REQUIREMENT: Transcribe the full listing exactly, and drop every picture.

PROVIDED DATA:
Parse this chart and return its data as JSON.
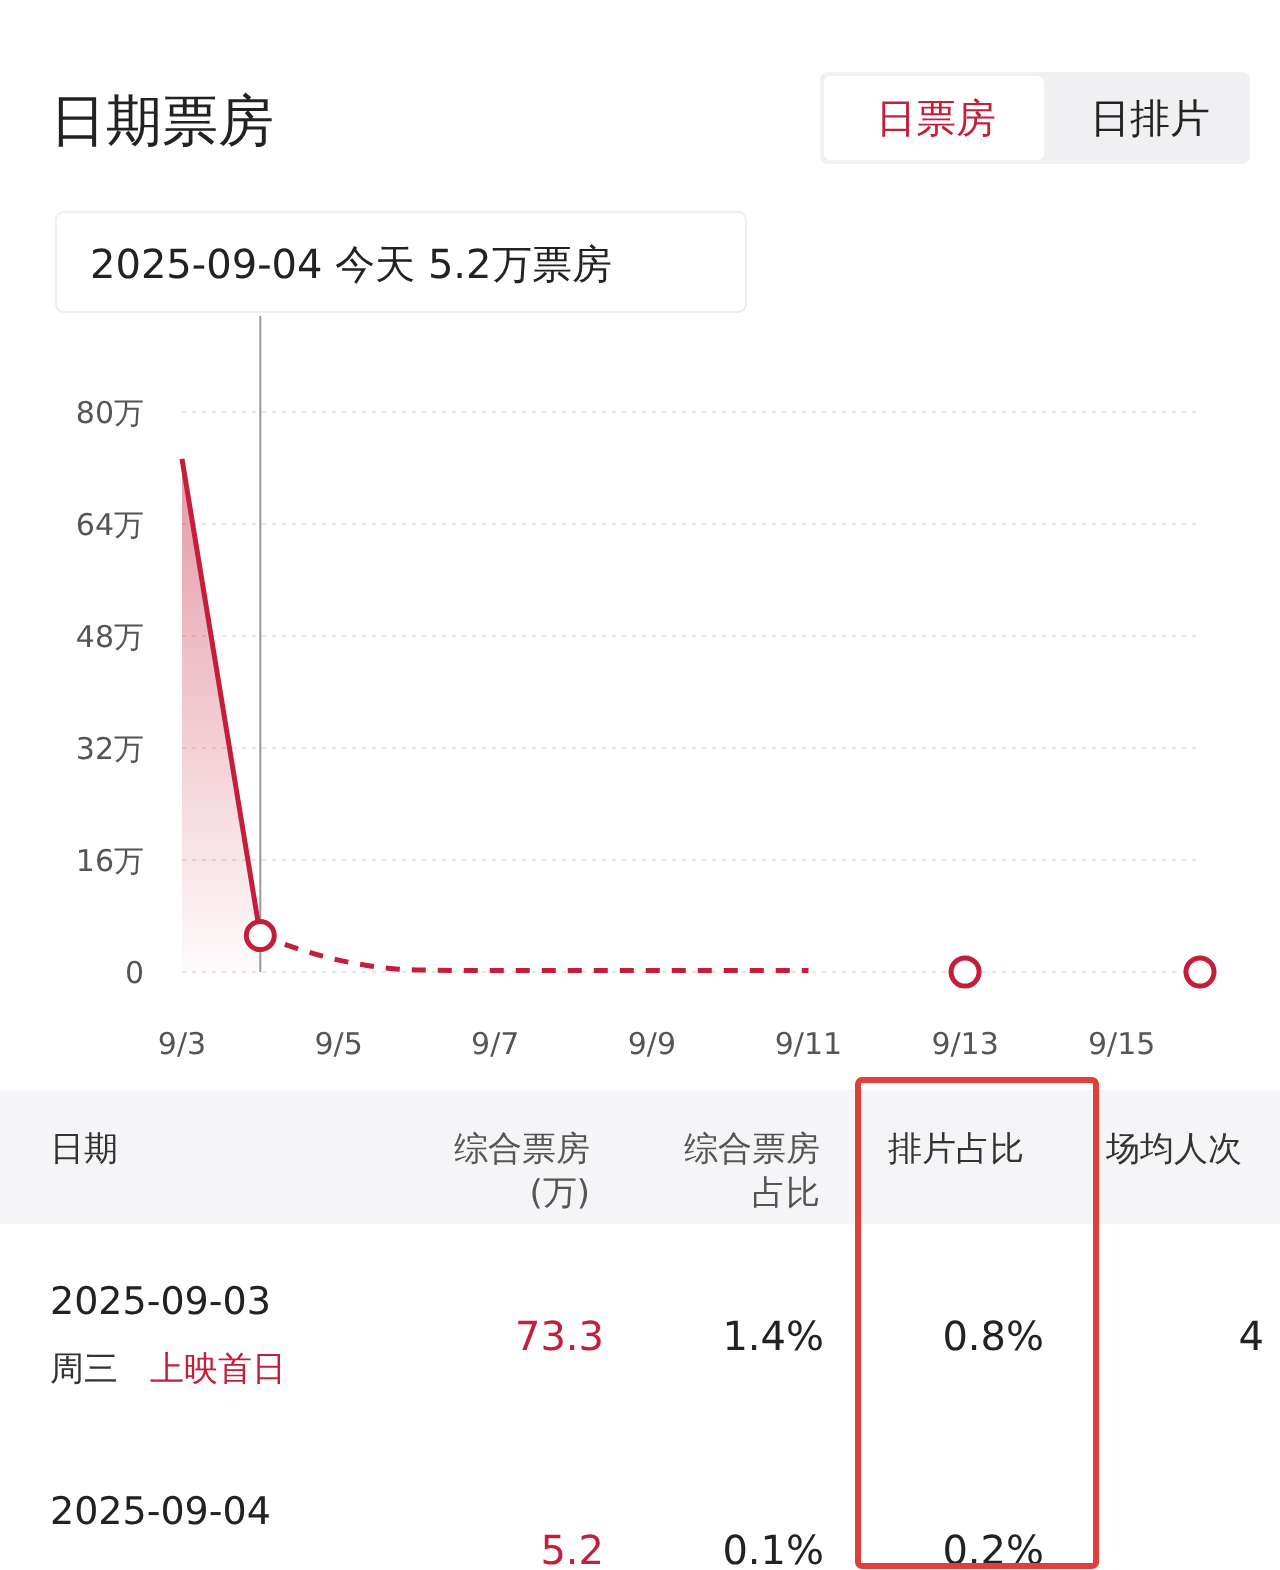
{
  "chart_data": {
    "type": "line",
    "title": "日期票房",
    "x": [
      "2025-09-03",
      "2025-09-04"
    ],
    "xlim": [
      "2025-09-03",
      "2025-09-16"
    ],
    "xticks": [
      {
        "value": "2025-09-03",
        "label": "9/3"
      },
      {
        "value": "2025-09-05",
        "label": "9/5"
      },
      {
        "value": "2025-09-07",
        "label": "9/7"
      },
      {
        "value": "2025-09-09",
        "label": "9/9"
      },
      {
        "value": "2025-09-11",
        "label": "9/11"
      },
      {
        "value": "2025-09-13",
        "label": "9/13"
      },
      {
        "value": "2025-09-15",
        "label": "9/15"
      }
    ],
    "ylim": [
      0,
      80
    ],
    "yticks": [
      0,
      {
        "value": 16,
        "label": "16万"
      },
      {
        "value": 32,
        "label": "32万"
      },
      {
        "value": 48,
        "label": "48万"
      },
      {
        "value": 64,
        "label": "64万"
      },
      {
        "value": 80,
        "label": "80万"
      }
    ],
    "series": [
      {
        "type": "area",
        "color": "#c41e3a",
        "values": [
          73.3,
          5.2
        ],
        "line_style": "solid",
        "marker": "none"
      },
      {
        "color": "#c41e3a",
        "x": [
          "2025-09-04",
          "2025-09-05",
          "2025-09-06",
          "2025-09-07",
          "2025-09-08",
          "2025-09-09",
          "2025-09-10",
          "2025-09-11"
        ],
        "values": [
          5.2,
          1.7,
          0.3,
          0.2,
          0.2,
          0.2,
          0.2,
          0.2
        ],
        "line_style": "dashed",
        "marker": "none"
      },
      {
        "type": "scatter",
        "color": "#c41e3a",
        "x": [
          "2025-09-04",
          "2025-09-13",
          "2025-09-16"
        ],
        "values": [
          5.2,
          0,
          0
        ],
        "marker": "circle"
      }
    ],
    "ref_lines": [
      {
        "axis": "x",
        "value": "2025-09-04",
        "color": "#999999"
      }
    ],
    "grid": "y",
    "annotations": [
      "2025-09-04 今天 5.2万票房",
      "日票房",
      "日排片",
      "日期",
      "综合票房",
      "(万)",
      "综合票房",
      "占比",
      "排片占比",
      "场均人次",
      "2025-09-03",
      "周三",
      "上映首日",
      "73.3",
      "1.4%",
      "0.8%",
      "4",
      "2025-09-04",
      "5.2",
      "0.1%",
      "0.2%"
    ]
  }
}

FINISHED EXERCISE:
Parse this chart and return its data as JSON.
{
  "chart_data": {
    "type": "line",
    "title": "日期票房",
    "x": [
      "2025-09-03",
      "2025-09-04"
    ],
    "xlim": [
      "2025-09-03",
      "2025-09-16"
    ],
    "xticks": [
      {
        "value": "2025-09-03",
        "label": "9/3"
      },
      {
        "value": "2025-09-05",
        "label": "9/5"
      },
      {
        "value": "2025-09-07",
        "label": "9/7"
      },
      {
        "value": "2025-09-09",
        "label": "9/9"
      },
      {
        "value": "2025-09-11",
        "label": "9/11"
      },
      {
        "value": "2025-09-13",
        "label": "9/13"
      },
      {
        "value": "2025-09-15",
        "label": "9/15"
      }
    ],
    "ylim": [
      0,
      80
    ],
    "yticks": [
      0,
      {
        "value": 16,
        "label": "16万"
      },
      {
        "value": 32,
        "label": "32万"
      },
      {
        "value": 48,
        "label": "48万"
      },
      {
        "value": 64,
        "label": "64万"
      },
      {
        "value": 80,
        "label": "80万"
      }
    ],
    "series": [
      {
        "type": "area",
        "color": "#c41e3a",
        "values": [
          73.3,
          5.2
        ],
        "line_style": "solid",
        "marker": "none"
      },
      {
        "color": "#c41e3a",
        "x": [
          "2025-09-04",
          "2025-09-05",
          "2025-09-06",
          "2025-09-07",
          "2025-09-08",
          "2025-09-09",
          "2025-09-10",
          "2025-09-11"
        ],
        "values": [
          5.2,
          1.7,
          0.3,
          0.2,
          0.2,
          0.2,
          0.2,
          0.2
        ],
        "line_style": "dashed",
        "marker": "none"
      },
      {
        "type": "scatter",
        "color": "#c41e3a",
        "x": [
          "2025-09-04",
          "2025-09-13",
          "2025-09-16"
        ],
        "values": [
          5.2,
          0,
          0
        ],
        "marker": "circle"
      }
    ],
    "ref_lines": [
      {
        "axis": "x",
        "value": "2025-09-04",
        "color": "#999999"
      }
    ],
    "grid": "y",
    "annotations": [
      "2025-09-04 今天 5.2万票房",
      "日票房",
      "日排片",
      "日期",
      "综合票房",
      "(万)",
      "综合票房",
      "占比",
      "排片占比",
      "场均人次",
      "2025-09-03",
      "周三",
      "上映首日",
      "73.3",
      "1.4%",
      "0.8%",
      "4",
      "2025-09-04",
      "5.2",
      "0.1%",
      "0.2%"
    ]
  }
}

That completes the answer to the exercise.